# WHAT TO DO:
Among the lines below, count those with "name". Give the total alone.

# TASK INPUTS:
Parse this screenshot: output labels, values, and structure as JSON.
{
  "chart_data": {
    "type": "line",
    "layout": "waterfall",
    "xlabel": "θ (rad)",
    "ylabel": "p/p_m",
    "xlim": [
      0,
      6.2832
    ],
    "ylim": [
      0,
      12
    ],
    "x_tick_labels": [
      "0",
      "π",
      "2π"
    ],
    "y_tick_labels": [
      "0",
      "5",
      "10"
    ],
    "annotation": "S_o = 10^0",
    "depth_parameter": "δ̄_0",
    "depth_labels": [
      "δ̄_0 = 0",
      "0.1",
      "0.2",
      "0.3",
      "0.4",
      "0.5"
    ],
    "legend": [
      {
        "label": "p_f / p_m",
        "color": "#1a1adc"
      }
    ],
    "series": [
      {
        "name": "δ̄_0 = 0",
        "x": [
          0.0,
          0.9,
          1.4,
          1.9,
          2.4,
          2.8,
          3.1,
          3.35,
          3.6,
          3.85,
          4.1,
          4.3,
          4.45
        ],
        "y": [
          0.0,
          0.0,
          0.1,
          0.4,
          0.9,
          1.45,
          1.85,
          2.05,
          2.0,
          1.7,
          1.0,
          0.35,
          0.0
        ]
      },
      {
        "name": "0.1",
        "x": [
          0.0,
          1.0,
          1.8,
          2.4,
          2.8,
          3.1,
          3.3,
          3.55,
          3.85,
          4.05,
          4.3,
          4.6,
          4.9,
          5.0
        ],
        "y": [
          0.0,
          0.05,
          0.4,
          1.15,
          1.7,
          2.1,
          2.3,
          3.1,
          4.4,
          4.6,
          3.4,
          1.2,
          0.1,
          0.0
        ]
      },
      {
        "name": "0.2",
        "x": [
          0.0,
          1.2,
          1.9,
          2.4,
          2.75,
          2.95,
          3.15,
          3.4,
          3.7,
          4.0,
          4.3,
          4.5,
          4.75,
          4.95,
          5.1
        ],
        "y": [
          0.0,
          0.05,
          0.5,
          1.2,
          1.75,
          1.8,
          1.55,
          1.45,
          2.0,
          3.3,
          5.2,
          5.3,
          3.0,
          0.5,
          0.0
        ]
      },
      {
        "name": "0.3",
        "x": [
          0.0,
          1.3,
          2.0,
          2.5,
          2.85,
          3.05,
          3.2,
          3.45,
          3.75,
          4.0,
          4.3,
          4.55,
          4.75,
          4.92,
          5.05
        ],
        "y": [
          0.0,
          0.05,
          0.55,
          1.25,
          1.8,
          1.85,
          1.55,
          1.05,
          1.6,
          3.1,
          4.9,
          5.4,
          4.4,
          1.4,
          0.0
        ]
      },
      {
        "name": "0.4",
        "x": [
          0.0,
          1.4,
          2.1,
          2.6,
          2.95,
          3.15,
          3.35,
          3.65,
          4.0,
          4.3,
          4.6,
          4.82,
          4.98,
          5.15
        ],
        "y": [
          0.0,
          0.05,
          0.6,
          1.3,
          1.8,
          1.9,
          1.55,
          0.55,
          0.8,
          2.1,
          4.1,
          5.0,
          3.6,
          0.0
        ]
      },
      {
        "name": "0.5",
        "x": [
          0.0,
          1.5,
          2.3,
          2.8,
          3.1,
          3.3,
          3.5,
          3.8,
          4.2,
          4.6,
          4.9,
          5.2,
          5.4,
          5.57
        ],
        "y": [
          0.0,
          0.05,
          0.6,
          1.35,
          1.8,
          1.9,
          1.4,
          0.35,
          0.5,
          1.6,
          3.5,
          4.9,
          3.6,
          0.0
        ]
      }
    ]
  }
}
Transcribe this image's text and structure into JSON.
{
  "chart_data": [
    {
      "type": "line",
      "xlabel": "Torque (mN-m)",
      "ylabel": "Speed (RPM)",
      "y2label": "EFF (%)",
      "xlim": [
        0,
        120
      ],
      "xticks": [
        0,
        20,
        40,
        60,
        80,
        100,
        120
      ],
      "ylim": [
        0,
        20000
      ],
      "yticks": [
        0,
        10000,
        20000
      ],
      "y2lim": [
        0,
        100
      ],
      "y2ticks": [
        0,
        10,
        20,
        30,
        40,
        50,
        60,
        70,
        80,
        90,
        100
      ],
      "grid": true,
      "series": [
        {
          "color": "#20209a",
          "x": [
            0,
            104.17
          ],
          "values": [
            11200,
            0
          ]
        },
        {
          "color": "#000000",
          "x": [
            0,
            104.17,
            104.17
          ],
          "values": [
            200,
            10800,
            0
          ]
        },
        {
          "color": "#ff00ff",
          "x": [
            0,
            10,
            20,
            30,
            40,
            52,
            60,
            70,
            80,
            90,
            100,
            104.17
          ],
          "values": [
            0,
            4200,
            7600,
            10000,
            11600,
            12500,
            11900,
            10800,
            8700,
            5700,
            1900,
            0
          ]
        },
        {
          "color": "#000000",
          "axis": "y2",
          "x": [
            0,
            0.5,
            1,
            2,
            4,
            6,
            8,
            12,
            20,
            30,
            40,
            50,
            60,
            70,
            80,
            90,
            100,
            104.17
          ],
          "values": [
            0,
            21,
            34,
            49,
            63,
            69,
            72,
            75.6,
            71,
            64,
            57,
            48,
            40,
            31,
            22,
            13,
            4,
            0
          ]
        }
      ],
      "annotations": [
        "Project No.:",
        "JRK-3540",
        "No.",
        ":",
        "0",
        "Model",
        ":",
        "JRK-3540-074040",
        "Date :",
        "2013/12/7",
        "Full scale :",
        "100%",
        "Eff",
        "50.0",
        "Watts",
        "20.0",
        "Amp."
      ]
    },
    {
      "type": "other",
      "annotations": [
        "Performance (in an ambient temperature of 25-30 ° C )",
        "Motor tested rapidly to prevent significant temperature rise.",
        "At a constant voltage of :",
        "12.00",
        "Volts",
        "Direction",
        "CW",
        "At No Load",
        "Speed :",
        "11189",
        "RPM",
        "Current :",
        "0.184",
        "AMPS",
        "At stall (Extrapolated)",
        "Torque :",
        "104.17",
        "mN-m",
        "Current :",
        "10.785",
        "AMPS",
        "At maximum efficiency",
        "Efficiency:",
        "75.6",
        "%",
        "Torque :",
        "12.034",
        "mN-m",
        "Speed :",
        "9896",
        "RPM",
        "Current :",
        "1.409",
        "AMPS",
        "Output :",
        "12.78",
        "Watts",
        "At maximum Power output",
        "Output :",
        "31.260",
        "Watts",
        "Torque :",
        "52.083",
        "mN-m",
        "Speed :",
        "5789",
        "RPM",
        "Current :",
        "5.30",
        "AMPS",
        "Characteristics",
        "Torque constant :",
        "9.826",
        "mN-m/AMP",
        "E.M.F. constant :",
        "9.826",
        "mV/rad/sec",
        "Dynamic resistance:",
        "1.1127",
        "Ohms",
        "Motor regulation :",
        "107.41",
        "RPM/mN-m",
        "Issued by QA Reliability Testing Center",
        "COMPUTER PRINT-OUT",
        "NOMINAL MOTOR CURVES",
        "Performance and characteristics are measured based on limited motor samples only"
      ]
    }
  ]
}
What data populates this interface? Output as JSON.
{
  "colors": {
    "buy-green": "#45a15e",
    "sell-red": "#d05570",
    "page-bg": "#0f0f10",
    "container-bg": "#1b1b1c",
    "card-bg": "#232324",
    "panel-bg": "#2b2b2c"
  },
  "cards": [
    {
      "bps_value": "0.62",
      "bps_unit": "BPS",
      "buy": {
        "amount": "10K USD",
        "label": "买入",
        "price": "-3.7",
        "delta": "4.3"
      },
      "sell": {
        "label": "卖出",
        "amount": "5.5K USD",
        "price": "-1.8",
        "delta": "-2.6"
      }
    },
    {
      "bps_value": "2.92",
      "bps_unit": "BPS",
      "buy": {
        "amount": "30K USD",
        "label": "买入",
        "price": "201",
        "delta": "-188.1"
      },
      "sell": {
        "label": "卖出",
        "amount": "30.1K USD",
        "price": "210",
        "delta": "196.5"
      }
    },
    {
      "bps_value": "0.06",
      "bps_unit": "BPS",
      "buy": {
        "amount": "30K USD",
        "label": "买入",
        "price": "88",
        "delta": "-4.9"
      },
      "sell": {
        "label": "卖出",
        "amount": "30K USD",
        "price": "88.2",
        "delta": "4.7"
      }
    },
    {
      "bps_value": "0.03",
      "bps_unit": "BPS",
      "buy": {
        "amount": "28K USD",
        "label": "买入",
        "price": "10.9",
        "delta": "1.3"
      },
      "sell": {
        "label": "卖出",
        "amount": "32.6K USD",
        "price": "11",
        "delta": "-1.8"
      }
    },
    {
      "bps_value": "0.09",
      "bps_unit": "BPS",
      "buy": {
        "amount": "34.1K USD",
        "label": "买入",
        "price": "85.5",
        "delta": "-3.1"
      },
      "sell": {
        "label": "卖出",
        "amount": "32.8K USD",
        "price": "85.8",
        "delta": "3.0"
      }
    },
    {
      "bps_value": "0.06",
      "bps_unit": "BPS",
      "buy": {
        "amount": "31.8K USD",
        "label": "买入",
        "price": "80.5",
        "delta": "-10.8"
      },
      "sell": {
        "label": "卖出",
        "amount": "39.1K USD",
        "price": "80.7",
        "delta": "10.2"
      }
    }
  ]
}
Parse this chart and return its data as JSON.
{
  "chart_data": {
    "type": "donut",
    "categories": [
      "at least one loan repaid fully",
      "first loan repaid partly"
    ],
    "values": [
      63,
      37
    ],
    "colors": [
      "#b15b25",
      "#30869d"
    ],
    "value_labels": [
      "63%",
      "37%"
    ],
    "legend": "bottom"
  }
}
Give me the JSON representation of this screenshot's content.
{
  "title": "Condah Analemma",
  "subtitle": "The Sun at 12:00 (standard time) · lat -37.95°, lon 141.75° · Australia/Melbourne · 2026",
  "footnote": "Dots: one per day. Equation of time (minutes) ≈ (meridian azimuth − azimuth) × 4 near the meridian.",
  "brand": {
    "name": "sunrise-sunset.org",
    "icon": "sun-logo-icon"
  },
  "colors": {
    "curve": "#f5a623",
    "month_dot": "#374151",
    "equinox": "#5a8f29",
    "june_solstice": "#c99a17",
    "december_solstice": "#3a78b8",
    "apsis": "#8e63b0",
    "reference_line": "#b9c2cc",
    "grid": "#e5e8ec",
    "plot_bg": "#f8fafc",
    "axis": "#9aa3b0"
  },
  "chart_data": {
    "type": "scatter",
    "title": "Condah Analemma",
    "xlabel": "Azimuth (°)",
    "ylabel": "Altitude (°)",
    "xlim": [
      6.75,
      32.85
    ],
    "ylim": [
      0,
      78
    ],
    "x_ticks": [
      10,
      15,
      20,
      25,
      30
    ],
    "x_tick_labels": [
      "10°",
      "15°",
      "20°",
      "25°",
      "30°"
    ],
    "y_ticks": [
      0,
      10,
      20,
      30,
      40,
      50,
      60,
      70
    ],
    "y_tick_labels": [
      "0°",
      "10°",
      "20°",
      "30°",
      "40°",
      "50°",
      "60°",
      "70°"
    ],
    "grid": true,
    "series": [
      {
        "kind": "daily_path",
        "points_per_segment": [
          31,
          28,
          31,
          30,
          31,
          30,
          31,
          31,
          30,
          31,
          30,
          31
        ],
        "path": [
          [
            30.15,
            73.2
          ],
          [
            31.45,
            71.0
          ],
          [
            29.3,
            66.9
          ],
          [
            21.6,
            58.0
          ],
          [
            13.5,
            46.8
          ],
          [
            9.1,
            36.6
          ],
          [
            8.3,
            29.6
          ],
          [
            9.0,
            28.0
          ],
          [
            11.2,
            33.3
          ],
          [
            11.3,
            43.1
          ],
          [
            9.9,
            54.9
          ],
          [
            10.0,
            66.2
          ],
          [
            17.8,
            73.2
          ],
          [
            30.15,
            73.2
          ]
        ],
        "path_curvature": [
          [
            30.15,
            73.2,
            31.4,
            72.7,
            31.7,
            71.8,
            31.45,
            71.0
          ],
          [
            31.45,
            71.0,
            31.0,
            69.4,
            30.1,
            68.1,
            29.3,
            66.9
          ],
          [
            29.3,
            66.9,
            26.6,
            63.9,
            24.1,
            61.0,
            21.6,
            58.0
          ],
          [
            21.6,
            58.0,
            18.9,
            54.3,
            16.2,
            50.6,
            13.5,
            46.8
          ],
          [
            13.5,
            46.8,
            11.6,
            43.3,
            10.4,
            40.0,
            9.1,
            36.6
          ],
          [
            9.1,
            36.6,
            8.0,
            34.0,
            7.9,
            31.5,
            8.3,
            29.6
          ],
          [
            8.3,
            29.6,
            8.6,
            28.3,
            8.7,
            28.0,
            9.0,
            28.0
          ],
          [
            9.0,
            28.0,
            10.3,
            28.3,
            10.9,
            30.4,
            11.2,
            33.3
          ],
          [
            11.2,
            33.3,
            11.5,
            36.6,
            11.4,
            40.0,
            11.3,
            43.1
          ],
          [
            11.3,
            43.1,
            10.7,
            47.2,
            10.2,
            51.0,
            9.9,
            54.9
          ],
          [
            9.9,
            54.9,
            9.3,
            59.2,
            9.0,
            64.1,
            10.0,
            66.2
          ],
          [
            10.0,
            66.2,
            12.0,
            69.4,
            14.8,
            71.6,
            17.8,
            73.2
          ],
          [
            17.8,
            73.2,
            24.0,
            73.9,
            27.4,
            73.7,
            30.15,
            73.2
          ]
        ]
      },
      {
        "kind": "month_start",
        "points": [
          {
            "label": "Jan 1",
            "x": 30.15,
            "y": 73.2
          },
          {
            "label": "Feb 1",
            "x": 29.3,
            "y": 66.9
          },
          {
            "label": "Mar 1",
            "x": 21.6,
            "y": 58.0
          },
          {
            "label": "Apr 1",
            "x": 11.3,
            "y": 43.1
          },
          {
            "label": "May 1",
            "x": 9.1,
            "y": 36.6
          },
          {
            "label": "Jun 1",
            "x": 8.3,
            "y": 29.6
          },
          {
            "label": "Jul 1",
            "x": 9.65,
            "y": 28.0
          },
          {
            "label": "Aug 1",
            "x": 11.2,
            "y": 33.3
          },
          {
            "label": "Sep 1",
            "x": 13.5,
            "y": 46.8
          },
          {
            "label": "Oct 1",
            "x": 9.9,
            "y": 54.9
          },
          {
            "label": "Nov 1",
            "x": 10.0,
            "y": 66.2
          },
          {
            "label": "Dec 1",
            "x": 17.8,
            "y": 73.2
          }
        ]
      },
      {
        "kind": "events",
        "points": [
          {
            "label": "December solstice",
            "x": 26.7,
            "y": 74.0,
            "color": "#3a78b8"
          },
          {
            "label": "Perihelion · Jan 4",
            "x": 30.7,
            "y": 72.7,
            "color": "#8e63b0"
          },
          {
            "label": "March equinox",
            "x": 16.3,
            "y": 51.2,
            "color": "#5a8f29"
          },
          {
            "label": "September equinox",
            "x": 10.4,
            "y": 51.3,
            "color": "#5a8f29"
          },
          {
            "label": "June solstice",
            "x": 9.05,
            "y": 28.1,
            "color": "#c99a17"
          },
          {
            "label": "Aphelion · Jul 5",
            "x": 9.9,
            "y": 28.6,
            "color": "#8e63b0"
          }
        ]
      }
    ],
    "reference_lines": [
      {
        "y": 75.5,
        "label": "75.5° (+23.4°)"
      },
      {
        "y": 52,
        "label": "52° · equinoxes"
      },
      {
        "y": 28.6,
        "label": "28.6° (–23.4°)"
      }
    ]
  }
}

# IN RESPONSE:
7